▶ [Records for this task]:
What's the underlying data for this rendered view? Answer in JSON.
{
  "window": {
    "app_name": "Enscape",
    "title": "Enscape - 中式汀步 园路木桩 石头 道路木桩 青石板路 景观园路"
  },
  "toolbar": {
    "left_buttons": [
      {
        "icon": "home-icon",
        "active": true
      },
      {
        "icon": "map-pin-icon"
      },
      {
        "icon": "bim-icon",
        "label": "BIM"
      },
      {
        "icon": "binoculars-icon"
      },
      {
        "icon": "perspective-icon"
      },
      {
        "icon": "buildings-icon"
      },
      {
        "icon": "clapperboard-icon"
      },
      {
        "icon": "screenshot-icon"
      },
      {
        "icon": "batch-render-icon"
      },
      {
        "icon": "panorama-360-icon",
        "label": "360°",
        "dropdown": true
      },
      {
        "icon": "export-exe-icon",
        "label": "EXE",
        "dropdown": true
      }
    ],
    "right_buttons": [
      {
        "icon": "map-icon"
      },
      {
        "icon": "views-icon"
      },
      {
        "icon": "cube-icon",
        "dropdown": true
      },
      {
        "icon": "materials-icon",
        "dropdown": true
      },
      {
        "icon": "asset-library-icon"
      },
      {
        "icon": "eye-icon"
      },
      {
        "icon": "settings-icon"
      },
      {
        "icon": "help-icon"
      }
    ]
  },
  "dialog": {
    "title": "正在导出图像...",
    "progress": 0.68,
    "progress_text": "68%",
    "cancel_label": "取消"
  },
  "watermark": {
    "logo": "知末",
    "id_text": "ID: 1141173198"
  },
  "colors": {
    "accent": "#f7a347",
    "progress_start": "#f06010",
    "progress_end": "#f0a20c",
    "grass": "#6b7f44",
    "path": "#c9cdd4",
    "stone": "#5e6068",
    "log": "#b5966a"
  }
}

▶ [Set exercise]: Collect each line containing the string "Enscape".

▶ [Reply]:
    "app_name": "Enscape",
    "title": "Enscape - 中式汀步 园路木桩 石头 道路木桩 青石板路 景观园路"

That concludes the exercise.